__Given exercise__: Read the records and gather each line that includes "JSON".

(Figure dataset records)

— Start —

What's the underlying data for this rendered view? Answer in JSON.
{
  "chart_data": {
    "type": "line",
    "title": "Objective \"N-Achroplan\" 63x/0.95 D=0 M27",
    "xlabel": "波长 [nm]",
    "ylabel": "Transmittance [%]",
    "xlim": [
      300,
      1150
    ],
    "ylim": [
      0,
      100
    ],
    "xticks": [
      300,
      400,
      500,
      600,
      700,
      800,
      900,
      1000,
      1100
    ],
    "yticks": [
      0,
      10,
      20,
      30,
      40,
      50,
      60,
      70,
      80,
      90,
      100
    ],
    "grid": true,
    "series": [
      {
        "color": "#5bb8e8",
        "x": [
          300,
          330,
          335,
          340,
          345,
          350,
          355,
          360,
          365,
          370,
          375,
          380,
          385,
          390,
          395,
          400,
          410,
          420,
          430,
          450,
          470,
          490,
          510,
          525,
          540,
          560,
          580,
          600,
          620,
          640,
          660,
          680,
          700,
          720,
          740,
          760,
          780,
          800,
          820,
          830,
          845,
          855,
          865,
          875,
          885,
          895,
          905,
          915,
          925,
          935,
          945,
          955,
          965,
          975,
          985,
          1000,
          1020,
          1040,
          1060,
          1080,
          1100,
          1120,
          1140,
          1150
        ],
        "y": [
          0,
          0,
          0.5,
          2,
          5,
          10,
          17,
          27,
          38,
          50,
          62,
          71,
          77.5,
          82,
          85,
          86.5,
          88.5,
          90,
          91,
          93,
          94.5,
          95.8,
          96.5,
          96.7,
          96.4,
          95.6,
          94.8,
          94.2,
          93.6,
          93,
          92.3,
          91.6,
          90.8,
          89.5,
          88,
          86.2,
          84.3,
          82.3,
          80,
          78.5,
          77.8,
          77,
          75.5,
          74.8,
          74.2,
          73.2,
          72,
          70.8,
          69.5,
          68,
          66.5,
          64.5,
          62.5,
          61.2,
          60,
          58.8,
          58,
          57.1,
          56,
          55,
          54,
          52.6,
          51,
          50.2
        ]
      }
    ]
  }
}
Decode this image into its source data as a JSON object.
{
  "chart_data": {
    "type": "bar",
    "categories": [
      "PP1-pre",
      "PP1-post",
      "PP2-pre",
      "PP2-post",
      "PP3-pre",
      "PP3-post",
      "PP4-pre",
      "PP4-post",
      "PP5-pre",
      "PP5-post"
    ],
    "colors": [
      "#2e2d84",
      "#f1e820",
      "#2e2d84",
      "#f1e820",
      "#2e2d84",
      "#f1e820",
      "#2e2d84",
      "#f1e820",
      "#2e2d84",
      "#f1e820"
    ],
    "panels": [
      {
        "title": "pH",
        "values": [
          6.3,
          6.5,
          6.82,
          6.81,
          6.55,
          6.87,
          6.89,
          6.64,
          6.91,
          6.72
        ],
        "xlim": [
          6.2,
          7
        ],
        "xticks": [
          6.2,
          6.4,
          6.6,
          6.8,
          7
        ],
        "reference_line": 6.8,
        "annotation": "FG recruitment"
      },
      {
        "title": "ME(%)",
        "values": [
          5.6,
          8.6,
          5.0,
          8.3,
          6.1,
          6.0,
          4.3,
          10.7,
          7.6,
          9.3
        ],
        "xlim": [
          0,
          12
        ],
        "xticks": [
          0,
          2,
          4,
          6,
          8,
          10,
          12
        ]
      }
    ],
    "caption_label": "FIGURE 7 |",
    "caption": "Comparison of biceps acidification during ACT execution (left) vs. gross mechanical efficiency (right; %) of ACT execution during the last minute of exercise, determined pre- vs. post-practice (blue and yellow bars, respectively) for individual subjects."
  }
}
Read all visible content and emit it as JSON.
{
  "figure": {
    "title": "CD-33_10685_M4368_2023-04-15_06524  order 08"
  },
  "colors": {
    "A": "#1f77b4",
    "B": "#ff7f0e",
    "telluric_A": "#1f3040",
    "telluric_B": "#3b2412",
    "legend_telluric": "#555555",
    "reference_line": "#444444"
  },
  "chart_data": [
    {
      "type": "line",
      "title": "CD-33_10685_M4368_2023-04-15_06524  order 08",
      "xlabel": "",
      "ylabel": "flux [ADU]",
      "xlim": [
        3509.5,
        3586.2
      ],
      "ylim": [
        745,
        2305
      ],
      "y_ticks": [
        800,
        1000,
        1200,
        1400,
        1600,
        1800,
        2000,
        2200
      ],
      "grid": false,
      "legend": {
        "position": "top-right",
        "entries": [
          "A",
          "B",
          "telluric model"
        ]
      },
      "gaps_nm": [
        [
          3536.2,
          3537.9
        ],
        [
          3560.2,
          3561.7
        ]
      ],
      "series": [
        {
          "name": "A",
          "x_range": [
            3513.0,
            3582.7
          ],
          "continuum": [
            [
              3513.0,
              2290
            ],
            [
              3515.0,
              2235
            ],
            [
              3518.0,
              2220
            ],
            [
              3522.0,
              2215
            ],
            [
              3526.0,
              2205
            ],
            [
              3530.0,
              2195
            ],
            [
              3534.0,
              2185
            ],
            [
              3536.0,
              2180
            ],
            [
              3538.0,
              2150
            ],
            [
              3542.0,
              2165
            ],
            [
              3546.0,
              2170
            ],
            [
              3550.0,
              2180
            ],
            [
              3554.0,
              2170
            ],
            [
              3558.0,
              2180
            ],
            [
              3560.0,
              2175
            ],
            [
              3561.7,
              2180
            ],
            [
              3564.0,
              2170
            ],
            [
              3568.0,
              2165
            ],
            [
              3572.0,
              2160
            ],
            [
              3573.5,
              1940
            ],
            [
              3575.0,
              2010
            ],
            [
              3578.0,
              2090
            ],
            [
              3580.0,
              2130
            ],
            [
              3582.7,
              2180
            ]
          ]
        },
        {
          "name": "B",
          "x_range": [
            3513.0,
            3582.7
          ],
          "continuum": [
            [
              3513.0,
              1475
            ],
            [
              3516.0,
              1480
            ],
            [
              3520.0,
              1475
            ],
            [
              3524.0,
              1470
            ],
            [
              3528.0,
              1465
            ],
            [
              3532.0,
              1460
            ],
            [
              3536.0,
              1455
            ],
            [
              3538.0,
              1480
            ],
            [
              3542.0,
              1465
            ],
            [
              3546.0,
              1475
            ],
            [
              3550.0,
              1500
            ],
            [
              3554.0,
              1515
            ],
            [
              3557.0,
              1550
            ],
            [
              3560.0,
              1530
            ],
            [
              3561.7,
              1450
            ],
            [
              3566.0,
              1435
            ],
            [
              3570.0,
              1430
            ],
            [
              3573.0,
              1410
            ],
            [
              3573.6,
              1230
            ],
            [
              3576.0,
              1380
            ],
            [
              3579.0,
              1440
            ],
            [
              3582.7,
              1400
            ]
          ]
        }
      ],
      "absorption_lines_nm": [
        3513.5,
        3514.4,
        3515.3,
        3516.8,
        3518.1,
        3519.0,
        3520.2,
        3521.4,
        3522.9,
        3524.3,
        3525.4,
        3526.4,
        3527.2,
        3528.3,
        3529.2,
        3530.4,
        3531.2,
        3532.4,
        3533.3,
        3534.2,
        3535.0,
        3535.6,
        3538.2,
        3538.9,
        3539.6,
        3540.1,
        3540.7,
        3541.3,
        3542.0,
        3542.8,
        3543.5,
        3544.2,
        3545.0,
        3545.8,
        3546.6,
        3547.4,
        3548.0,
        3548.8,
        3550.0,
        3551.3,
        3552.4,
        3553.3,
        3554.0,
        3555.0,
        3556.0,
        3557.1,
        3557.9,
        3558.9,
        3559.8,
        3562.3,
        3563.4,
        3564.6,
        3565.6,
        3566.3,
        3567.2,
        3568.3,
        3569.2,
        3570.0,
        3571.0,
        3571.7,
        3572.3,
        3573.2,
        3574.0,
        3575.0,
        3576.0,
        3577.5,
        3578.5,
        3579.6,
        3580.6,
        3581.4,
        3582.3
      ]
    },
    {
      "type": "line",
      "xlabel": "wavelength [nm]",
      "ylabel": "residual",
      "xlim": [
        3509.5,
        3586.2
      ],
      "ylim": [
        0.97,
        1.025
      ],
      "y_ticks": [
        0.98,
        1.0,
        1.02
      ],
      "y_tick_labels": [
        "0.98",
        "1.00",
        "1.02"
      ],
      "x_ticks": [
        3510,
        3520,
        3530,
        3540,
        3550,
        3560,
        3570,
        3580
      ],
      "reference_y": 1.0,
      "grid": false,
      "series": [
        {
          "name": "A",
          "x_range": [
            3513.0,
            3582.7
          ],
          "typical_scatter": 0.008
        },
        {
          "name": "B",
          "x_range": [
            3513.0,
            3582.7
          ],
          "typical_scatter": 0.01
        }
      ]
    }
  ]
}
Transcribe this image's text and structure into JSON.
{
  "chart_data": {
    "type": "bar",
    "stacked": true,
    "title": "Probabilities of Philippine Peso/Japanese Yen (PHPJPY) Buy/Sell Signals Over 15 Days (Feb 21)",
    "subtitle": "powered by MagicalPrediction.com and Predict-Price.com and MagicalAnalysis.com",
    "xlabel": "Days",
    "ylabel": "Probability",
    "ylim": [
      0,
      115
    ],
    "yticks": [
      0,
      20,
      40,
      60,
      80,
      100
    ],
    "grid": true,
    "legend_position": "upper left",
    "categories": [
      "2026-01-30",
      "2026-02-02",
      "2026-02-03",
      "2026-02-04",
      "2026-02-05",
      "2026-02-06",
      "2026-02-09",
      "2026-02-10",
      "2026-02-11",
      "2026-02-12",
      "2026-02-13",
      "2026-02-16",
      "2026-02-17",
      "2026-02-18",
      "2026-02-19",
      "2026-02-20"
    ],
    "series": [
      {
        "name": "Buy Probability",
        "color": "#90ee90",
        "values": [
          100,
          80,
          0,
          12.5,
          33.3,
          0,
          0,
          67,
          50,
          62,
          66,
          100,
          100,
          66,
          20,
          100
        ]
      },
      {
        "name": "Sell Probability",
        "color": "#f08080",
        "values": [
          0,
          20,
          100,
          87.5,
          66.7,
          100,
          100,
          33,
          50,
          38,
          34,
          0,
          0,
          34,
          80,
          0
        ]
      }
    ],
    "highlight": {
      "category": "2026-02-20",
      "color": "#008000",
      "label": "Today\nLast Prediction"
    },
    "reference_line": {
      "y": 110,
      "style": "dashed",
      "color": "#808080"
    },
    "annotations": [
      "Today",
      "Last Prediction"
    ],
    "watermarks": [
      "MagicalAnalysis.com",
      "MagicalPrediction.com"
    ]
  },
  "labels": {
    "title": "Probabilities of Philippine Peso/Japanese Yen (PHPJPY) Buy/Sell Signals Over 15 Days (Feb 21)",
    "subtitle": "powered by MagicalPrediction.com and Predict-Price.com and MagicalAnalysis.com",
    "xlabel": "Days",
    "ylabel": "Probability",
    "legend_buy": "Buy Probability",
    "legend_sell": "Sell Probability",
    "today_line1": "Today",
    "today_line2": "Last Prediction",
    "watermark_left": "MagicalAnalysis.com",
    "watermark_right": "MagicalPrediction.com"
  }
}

— End —

__Result of this task__:
What's the underlying data for this rendered view? Answer in JSON.
Decode this image into its source data as a JSON object.
Read all visible content and emit it as JSON.
Transcribe this image's text and structure into JSON.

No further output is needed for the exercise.